Dataset records:

>>>

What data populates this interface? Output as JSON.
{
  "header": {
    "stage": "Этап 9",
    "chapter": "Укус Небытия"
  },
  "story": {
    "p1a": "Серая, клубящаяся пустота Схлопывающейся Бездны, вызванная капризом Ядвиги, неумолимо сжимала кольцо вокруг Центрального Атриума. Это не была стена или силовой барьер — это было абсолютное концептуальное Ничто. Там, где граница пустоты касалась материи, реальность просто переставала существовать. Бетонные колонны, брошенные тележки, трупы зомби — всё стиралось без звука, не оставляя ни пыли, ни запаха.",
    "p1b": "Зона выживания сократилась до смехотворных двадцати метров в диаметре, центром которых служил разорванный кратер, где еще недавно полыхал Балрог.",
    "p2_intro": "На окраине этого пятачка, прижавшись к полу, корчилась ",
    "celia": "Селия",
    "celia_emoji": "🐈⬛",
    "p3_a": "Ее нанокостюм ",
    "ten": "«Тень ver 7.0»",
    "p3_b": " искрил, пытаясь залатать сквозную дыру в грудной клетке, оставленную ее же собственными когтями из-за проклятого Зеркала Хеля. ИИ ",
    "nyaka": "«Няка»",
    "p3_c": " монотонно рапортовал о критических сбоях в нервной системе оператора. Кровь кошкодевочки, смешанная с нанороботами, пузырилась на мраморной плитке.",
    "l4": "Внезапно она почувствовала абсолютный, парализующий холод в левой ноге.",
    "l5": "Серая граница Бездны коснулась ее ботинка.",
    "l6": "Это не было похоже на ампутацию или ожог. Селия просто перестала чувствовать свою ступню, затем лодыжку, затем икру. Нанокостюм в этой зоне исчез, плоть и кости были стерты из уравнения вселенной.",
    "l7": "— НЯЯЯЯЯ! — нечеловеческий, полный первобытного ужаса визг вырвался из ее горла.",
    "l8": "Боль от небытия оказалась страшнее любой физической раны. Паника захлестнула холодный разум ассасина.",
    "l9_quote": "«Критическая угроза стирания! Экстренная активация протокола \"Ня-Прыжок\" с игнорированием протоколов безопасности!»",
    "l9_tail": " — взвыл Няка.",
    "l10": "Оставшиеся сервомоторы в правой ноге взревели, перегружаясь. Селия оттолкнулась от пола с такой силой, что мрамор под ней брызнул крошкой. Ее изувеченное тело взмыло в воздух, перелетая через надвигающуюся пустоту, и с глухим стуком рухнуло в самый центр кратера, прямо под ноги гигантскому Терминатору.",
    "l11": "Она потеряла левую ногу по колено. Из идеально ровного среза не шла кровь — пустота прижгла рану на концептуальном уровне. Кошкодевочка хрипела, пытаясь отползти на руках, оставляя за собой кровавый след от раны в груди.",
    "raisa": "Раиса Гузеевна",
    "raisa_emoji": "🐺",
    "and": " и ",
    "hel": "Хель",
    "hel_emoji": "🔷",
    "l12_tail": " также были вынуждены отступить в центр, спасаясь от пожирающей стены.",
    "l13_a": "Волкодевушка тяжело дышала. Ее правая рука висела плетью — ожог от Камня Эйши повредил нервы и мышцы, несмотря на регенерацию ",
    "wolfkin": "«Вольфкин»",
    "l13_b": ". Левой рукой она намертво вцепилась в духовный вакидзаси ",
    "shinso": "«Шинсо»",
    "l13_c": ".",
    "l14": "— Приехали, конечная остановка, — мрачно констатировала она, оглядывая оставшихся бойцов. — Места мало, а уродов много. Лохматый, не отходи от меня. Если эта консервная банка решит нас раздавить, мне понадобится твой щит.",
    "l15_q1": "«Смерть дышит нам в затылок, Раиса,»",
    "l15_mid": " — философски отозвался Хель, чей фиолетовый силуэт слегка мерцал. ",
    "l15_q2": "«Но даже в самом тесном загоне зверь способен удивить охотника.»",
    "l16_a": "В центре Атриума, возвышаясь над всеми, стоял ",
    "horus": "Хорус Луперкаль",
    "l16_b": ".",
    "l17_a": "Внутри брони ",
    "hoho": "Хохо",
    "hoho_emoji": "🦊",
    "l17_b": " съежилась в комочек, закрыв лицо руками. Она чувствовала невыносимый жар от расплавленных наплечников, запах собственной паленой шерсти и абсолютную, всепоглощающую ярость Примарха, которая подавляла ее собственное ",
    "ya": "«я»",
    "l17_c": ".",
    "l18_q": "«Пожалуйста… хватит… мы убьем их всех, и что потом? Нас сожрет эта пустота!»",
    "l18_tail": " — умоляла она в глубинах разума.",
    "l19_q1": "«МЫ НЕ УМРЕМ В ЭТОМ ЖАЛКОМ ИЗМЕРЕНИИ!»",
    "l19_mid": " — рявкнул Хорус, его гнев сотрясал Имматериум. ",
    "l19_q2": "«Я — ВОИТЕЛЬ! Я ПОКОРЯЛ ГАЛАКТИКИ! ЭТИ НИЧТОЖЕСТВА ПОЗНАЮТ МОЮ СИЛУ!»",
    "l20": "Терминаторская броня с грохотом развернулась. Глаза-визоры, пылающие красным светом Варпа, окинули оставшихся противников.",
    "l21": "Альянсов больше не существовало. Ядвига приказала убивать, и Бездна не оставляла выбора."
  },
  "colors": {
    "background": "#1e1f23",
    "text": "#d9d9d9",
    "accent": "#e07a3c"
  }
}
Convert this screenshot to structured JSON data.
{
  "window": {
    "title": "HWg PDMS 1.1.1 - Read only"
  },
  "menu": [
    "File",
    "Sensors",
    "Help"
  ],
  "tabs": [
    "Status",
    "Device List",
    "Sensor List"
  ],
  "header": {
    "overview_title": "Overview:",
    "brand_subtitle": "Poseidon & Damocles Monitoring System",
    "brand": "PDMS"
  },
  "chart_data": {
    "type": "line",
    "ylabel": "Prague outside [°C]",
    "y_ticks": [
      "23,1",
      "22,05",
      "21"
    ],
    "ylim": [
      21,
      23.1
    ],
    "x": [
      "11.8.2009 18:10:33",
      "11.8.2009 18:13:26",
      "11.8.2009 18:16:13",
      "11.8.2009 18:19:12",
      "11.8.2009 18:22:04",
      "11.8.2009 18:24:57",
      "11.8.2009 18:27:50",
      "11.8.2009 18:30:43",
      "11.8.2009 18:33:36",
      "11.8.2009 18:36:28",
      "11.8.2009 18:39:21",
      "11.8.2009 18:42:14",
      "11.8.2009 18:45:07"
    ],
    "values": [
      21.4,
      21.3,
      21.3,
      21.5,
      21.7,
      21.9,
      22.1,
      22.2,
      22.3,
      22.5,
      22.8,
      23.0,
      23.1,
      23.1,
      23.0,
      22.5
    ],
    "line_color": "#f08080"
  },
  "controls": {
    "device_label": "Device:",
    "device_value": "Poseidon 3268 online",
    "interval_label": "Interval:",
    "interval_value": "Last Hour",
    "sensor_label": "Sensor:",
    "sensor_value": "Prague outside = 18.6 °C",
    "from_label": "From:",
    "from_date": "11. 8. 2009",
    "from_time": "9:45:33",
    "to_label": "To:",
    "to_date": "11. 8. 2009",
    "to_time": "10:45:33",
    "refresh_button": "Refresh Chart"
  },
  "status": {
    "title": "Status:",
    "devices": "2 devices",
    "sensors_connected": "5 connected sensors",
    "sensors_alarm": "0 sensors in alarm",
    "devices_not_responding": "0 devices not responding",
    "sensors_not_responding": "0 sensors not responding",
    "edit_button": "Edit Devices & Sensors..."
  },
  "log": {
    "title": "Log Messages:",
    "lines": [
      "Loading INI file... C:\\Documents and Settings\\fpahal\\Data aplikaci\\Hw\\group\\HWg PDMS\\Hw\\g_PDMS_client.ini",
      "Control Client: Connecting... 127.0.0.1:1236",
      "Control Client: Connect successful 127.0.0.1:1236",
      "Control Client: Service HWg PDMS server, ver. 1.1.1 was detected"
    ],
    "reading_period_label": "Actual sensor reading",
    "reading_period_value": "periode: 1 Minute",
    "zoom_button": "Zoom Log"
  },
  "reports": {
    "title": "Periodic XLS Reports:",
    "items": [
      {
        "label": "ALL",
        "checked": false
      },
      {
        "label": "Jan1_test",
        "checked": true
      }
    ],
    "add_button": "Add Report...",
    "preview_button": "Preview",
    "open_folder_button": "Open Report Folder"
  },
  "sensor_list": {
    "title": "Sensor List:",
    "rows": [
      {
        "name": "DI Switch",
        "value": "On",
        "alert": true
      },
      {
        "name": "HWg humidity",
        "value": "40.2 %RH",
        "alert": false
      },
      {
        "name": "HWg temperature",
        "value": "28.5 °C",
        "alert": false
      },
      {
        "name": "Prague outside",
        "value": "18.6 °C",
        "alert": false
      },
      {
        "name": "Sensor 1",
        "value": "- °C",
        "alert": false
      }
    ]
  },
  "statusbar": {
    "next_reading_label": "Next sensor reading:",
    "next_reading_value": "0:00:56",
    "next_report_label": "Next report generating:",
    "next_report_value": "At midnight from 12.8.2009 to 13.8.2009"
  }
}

<<<

WRITTEN TASK:
Look through the entries above and list every line containing "Хель".

COMPLETED EXERCISE:
    "hel": "Хель",
    "l15_mid": " — философски отозвался Хель, чей фиолетовый силуэт слегка мерцал. ",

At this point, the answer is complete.